TASK STATEMENT:
Reproduce the entries below in full, word for word.

GIVEN ENTRIES:
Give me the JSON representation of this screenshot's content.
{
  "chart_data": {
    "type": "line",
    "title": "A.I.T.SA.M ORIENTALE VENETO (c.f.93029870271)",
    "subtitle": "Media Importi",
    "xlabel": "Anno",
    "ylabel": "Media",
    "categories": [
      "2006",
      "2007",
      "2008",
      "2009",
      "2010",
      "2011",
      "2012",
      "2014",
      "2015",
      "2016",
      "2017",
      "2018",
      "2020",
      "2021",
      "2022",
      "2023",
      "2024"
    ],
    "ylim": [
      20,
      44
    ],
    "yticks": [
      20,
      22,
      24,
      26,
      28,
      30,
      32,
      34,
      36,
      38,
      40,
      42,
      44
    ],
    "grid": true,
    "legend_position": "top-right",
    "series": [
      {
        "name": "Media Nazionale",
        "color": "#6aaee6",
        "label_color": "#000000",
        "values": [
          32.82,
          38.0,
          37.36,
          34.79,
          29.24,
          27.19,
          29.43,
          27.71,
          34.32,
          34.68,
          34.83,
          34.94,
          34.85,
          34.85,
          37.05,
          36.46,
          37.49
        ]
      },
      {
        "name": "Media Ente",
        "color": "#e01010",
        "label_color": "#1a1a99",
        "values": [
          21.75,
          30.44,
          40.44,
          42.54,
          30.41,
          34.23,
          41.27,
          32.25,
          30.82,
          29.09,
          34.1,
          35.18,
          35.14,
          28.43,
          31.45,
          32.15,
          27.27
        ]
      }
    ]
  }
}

SOLUTION TO THIS PROBLEM:
Give me the JSON representation of this screenshot's content.
{
  "chart_data": {
    "type": "line",
    "title": "A.I.T.SA.M ORIENTALE VENETO (c.f.93029870271)",
    "subtitle": "Media Importi",
    "xlabel": "Anno",
    "ylabel": "Media",
    "categories": [
      "2006",
      "2007",
      "2008",
      "2009",
      "2010",
      "2011",
      "2012",
      "2014",
      "2015",
      "2016",
      "2017",
      "2018",
      "2020",
      "2021",
      "2022",
      "2023",
      "2024"
    ],
    "ylim": [
      20,
      44
    ],
    "yticks": [
      20,
      22,
      24,
      26,
      28,
      30,
      32,
      34,
      36,
      38,
      40,
      42,
      44
    ],
    "grid": true,
    "legend_position": "top-right",
    "series": [
      {
        "name": "Media Nazionale",
        "color": "#6aaee6",
        "label_color": "#000000",
        "values": [
          32.82,
          38.0,
          37.36,
          34.79,
          29.24,
          27.19,
          29.43,
          27.71,
          34.32,
          34.68,
          34.83,
          34.94,
          34.85,
          34.85,
          37.05,
          36.46,
          37.49
        ]
      },
      {
        "name": "Media Ente",
        "color": "#e01010",
        "label_color": "#1a1a99",
        "values": [
          21.75,
          30.44,
          40.44,
          42.54,
          30.41,
          34.23,
          41.27,
          32.25,
          30.82,
          29.09,
          34.1,
          35.18,
          35.14,
          28.43,
          31.45,
          32.15,
          27.27
        ]
      }
    ]
  }
}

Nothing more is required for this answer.